Soal Tertulis:
Berdasarkan berita tentang utang luar negeri Indonesia, berapa posisi utang luar negeri sektor swasta pada akhir April 2016?

Kutipan yang Disediakan:
==*==
JAKARTA, PB - Bank Indonesia mencatat Utang Luar Negeri (ULN) Indonesia pada April 2016 tercatat sebesar USD319,0 miliar. Artinya angka ULN ini tumbuh 6,3% (yoy). Posisi utang per April 2016 ini juga naik jika dibanding posisi akhir tahun lalu yang hanya USD309,98 miliar.
Berdasarkan jangka waktu asal, posisi ULN Indonesia didominasi oleh ULN jangka panjang. ULN berjangka panjang pada April 2016 mencapai USD279,3 miliar (87,6% dari total ULN) atau tumbuh 8,3% (yoy), lebih tinggi dari pertumbuhan Maret 2016 yang sebesar 7,9% (yoy).
Sementara itu, ULN berjangka pendek pada April 2016 tercatat sebesar USD39,7 miliar (12,4% dari total ULN) atau turun 5,5% (yoy), setelah pada Maret 2016 turun 8,4% (yoy).
Berdasarkan kelompok peminjam, posisi ULN Indonesia didominasi oleh ULN sektor swasta. Pada akhir April 2016, posisi ULN sektor swasta tercatat sebesar USD165,2 miliar (51,8% dari total ULN), sedangkan posisi ULN sektor publik sebesar USD153,8 miliar (48,2% dari total ULN).
ULN sektor swasta masih mengalami penurunan 1,1% (yoy) pada April 2016 setelah pada bulan sebelumnya turun 1,0% (yoy). Sementara ULN sektor publik tumbuh 15,7% (yoy) atau meningkat dari bulan sebelumnya yang sebesar 14,0% (yoy).
Pada sektor swasta, posisi ULN pada April 2016 terutama terkonsentrasi di sektor keuangan, industri pengolahan, pertambangan, serta listrik, gas dan air bersih. Pangsa ULN keempat sektor tersebut terhadap total ULN swasta mencapai 76,0%.
==*==
Cuplikan Data:

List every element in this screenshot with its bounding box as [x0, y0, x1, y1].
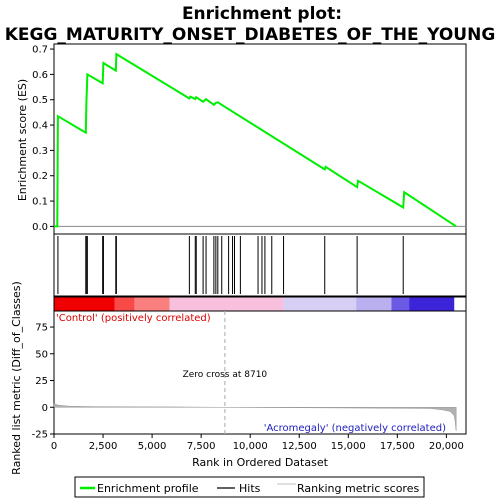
==*==
Penyelesaian Tugas:
Posisinya sebesar USD165,2 miliar, atau 51,8% dari total utang luar negeri.